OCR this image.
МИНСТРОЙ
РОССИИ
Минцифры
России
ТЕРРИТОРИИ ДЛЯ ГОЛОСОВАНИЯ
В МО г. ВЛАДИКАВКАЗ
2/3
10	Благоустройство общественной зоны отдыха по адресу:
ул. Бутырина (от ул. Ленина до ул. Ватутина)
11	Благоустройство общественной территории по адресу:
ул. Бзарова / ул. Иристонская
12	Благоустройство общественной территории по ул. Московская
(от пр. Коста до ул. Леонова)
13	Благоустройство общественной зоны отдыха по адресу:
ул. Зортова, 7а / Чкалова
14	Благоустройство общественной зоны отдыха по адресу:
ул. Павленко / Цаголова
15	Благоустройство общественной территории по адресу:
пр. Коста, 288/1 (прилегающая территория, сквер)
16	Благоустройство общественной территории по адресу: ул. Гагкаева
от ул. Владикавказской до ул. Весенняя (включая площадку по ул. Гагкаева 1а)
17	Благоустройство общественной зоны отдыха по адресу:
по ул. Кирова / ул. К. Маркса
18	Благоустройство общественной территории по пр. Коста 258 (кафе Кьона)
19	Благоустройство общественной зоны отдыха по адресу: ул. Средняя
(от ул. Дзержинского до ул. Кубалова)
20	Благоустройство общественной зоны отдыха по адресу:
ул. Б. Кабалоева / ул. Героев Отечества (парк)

→ Short exercise
Extract the full set of entries word for word.

→ Completed task
OCR this image.
МИНСТРОЙ
РОССИИ
Минцифры
России
ТЕРРИТОРИИ ДЛЯ ГОЛОСОВАНИЯ
В МО г. ВЛАДИКАВКАЗ
2/3
10	Благоустройство общественной зоны отдыха по адресу:
ул. Бутырина (от ул. Ленина до ул. Ватутина)
11	Благоустройство общественной территории по адресу:
ул. Бзарова / ул. Иристонская
12	Благоустройство общественной территории по ул. Московская
(от пр. Коста до ул. Леонова)
13	Благоустройство общественной зоны отдыха по адресу:
ул. Зортова, 7а / Чкалова
14	Благоустройство общественной зоны отдыха по адресу:
ул. Павленко / Цаголова
15	Благоустройство общественной территории по адресу:
пр. Коста, 288/1 (прилегающая территория, сквер)
16	Благоустройство общественной территории по адресу: ул. Гагкаева
от ул. Владикавказской до ул. Весенняя (включая площадку по ул. Гагкаева 1а)
17	Благоустройство общественной зоны отдыха по адресу:
по ул. Кирова / ул. К. Маркса
18	Благоустройство общественной территории по пр. Коста 258 (кафе Кьона)
19	Благоустройство общественной зоны отдыха по адресу: ул. Средняя
(от ул. Дзержинского до ул. Кубалова)
20	Благоустройство общественной зоны отдыха по адресу:
ул. Б. Кабалоева / ул. Героев Отечества (парк)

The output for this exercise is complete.